Given task – Lines containing the string "这种形式的倒叙" are to be collected in full.

Dataset items –
********

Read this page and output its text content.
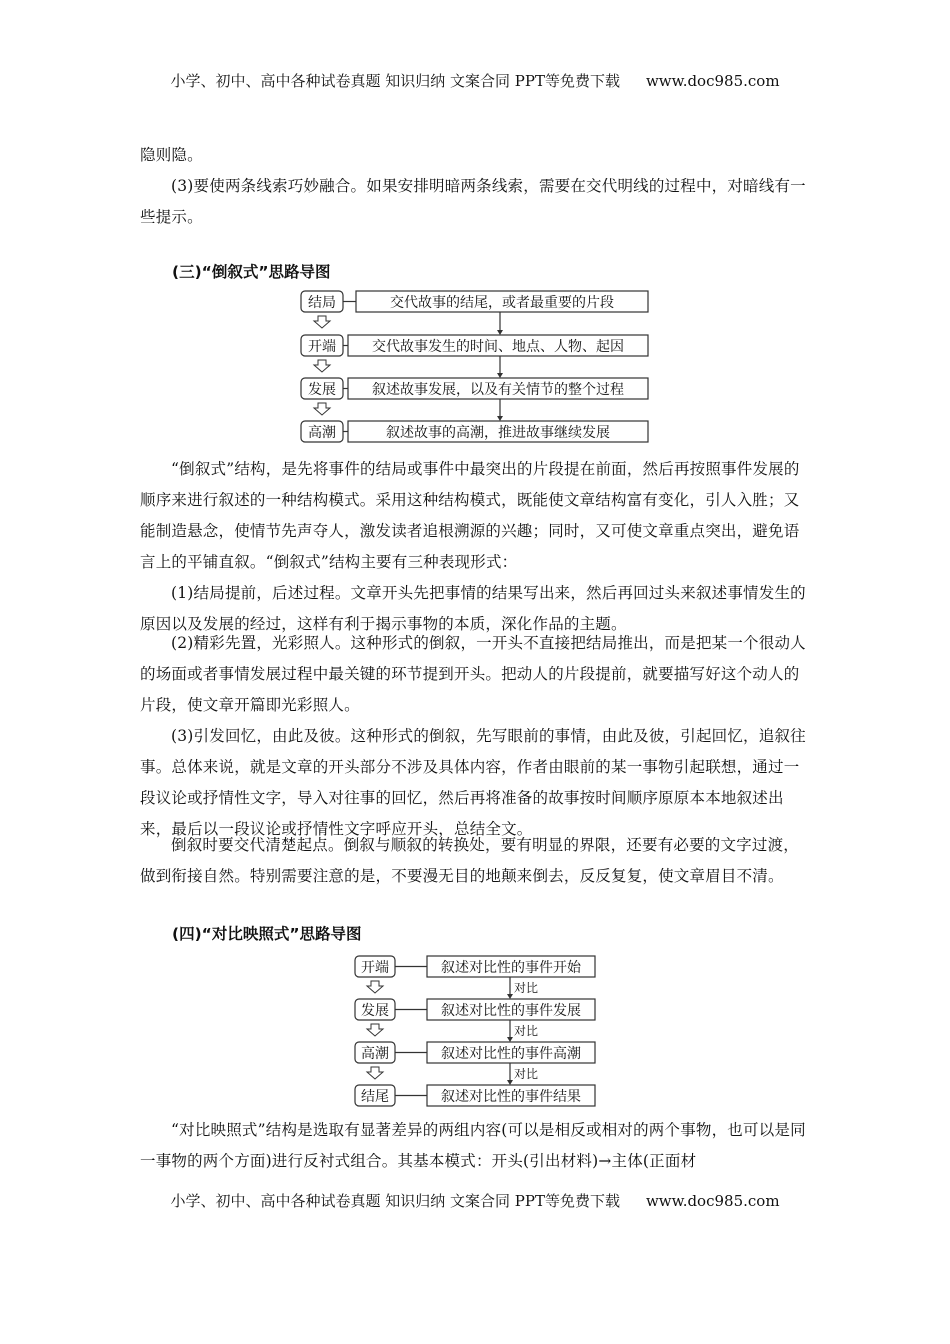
小学、初中、高中各种试卷真题 知识归纳 文案合同 PPT等免费下载 www.doc985.com

隐则隐。

(3)要使两条线索巧妙融合。如果安排明暗两条线索，需要在交代明线的过程中，对暗线有一些提示。

(三)“倒叙式”思路导图
结局
开端
发展
高潮
交代故事的结尾，或者最重要的片段
交代故事发生的时间、地点、人物、起因
叙述故事发展，以及有关情节的整个过程
叙述故事的高潮，推进故事继续发展

“倒叙式”结构，是先将事件的结局或事件中最突出的片段提在前面，然后再按照事件发展的顺序来进行叙述的一种结构模式。采用这种结构模式，既能使文章结构富有变化，引人入胜；又能制造悬念，使情节先声夺人，激发读者追根溯源的兴趣；同时，又可使文章重点突出，避免语言上的平铺直叙。“倒叙式”结构主要有三种表现形式：

(1)结局提前，后述过程。文章开头先把事情的结果写出来，然后再回过头来叙述事情发生的原因以及发展的经过，这样有利于揭示事物的本质，深化作品的主题。

(2)精彩先置，光彩照人。这种形式的倒叙，一开头不直接把结局推出，而是把某一个很动人的场面或者事情发展过程中最关键的环节提到开头。把动人的片段提前，就要描写好这个动人的片段，使文章开篇即光彩照人。

(3)引发回忆，由此及彼。这种形式的倒叙，先写眼前的事情，由此及彼，引起回忆，追叙往事。总体来说，就是文章的开头部分不涉及具体内容，作者由眼前的某一事物引起联想，通过一段议论或抒情性文字，导入对往事的回忆，然后再将准备的故事按时间顺序原原本本地叙述出来，最后以一段议论或抒情性文字呼应开头，总结全文。

倒叙时要交代清楚起点。倒叙与顺叙的转换处，要有明显的界限，还要有必要的文字过渡，做到衔接自然。特别需要注意的是，不要漫无目的地颠来倒去，反反复复，使文章眉目不清。

(四)“对比映照式”思路导图
开端
发展
高潮
结尾
叙述对比性的事件开始
叙述对比性的事件发展
叙述对比性的事件高潮
叙述对比性的事件结果
对比
对比
对比

“对比映照式”结构是选取有显著差异的两组内容(可以是相反或相对的两个事物，也可以是同一事物的两个方面)进行反衬式组合。其基本模式：开头(引出材料)→主体(正面材

小学、初中、高中各种试卷真题 知识归纳 文案合同 PPT等免费下载 www.doc985.com
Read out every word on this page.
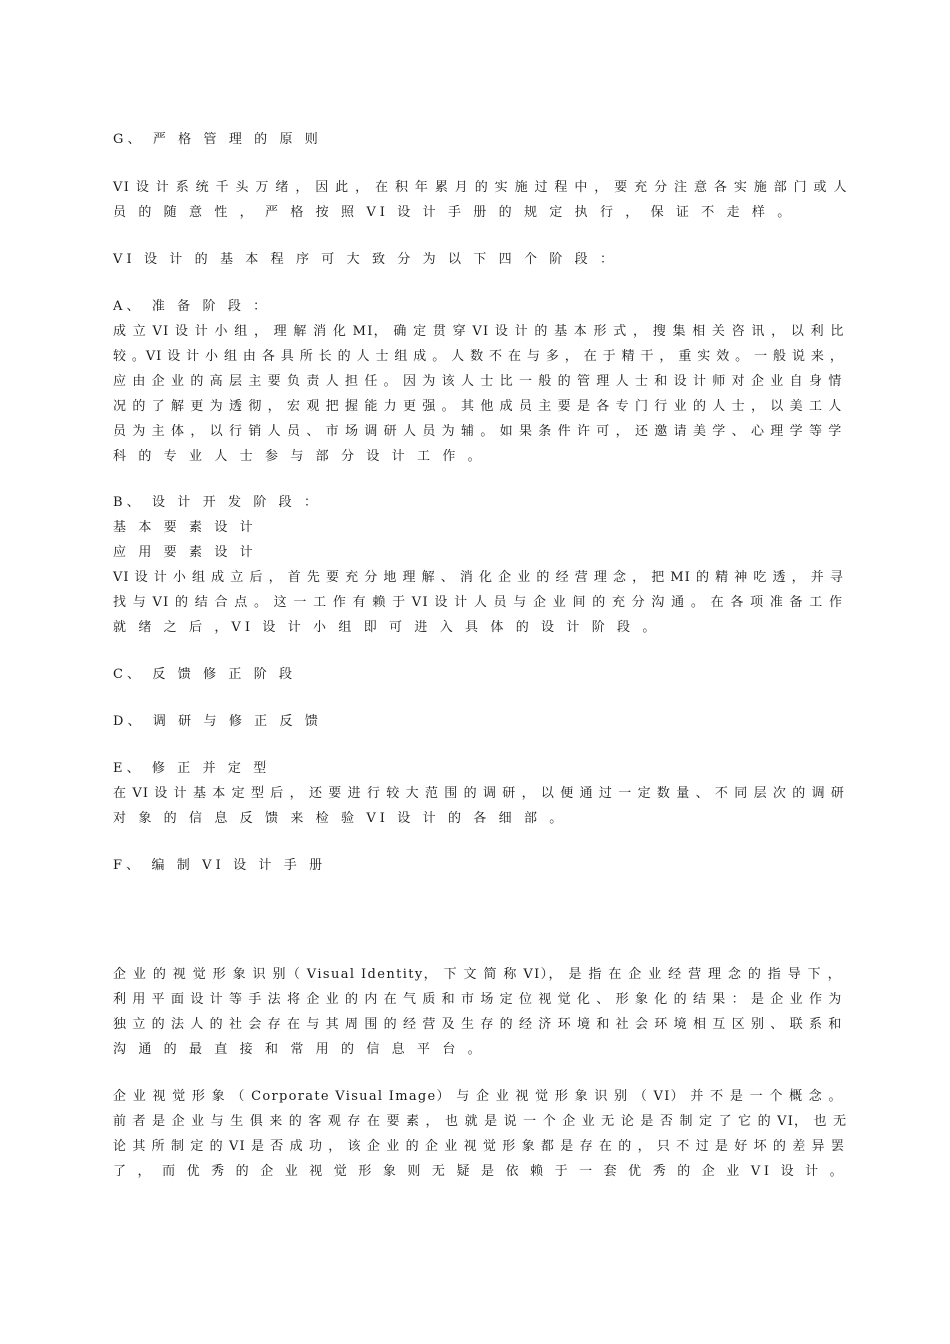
G、 严 格 管 理 的 原 则
VI 设 计 系 统 千 头 万 绪 ， 因 此 ， 在 积 年 累 月 的 实 施 过 程 中 ， 要 充 分 注 意 各 实 施 部 门 或 人
员 的 随 意 性 ， 严 格 按 照 VI 设 计 手 册 的 规 定 执 行 ， 保 证 不 走 样 。
VI 设 计 的 基 本 程 序 可 大 致 分 为 以 下 四 个 阶 段 ：
A、 准 备 阶 段 ：
成 立 VI 设 计 小 组 ， 理 解 消 化 MI， 确 定 贯 穿 VI 设 计 的 基 本 形 式 ， 搜 集 相 关 咨 讯 ， 以 利 比
较 。VI 设 计 小 组 由 各 具 所 长 的 人 士 组 成 。 人 数 不 在 与 多 ， 在 于 精 干 ， 重 实 效 。 一 般 说 来 ，
应 由 企 业 的 高 层 主 要 负 责 人 担 任 。 因 为 该 人 士 比 一 般 的 管 理 人 士 和 设 计 师 对 企 业 自 身 情
况 的 了 解 更 为 透 彻 ， 宏 观 把 握 能 力 更 强 。 其 他 成 员 主 要 是 各 专 门 行 业 的 人 士 ， 以 美 工 人
员 为 主 体 ， 以 行 销 人 员 、 市 场 调 研 人 员 为 辅 。 如 果 条 件 许 可 ， 还 邀 请 美 学 、 心 理 学 等 学
科 的 专 业 人 士 参 与 部 分 设 计 工 作 。
B、 设 计 开 发 阶 段 ：
基 本 要 素 设 计
应 用 要 素 设 计
VI 设 计 小 组 成 立 后 ， 首 先 要 充 分 地 理 解 、 消 化 企 业 的 经 营 理 念 ， 把 MI 的 精 神 吃 透 ， 并 寻
找 与 VI 的 结 合 点 。 这 一 工 作 有 赖 于 VI 设 计 人 员 与 企 业 间 的 充 分 沟 通 。 在 各 项 准 备 工 作
就 绪 之 后 ，VI 设 计 小 组 即 可 进 入 具 体 的 设 计 阶 段 。
C、 反 馈 修 正 阶 段
D、 调 研 与 修 正 反 馈
E、 修 正 并 定 型
在 VI 设 计 基 本 定 型 后 ， 还 要 进 行 较 大 范 围 的 调 研 ， 以 便 通 过 一 定 数 量 、 不 同 层 次 的 调 研
对 象 的 信 息 反 馈 来 检 验 VI 设 计 的 各 细 部 。
F、 编 制 VI 设 计 手 册
企 业 的 视 觉 形 象 识 别（ Visual Identity， 下 文 简 称 VI）， 是 指 在 企 业 经 营 理 念 的 指 导 下 ，
利 用 平 面 设 计 等 手 法 将 企 业 的 内 在 气 质 和 市 场 定 位 视 觉 化 、 形 象 化 的 结 果 ： 是 企 业 作 为
独 立 的 法 人 的 社 会 存 在 与 其 周 围 的 经 营 及 生 存 的 经 济 环 境 和 社 会 环 境 相 互 区 别 、 联 系 和
沟 通 的 最 直 接 和 常 用 的 信 息 平 台 。
企 业 视 觉 形 象 （ Corporate Visual Image） 与 企 业 视 觉 形 象 识 别 （ VI） 并 不 是 一 个 概 念 。
前 者 是 企 业 与 生 俱 来 的 客 观 存 在 要 素 ， 也 就 是 说 一 个 企 业 无 论 是 否 制 定 了 它 的 VI， 也 无
论 其 所 制 定 的 VI 是 否 成 功 ， 该 企 业 的 企 业 视 觉 形 象 都 是 存 在 的 ， 只 不 过 是 好 坏 的 差 异 罢
了 ， 而 优 秀 的 企 业 视 觉 形 象 则 无 疑 是 依 赖 于 一 套 优 秀 的 企 业 VI 设 计 。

********

Worked solution –
(2)精彩先置，光彩照人。这种形式的倒叙，一开头不直接把结局推出，而是把某一个很动人的场面或者事情发展过程中最关键的环节提到开头。把动人的片段提前，就要描写好这个动人的片段，使文章开篇即光彩照人。
(3)引发回忆，由此及彼。这种形式的倒叙，先写眼前的事情，由此及彼，引起回忆，追叙往事。总体来说，就是文章的开头部分不涉及具体内容，作者由眼前的某一事物引起联想，通过一段议论或抒情性文字，导入对往事的回忆，然后再将准备的故事按时间顺序原原本本地叙述出来，最后以一段议论或抒情性文字呼应开头，总结全文。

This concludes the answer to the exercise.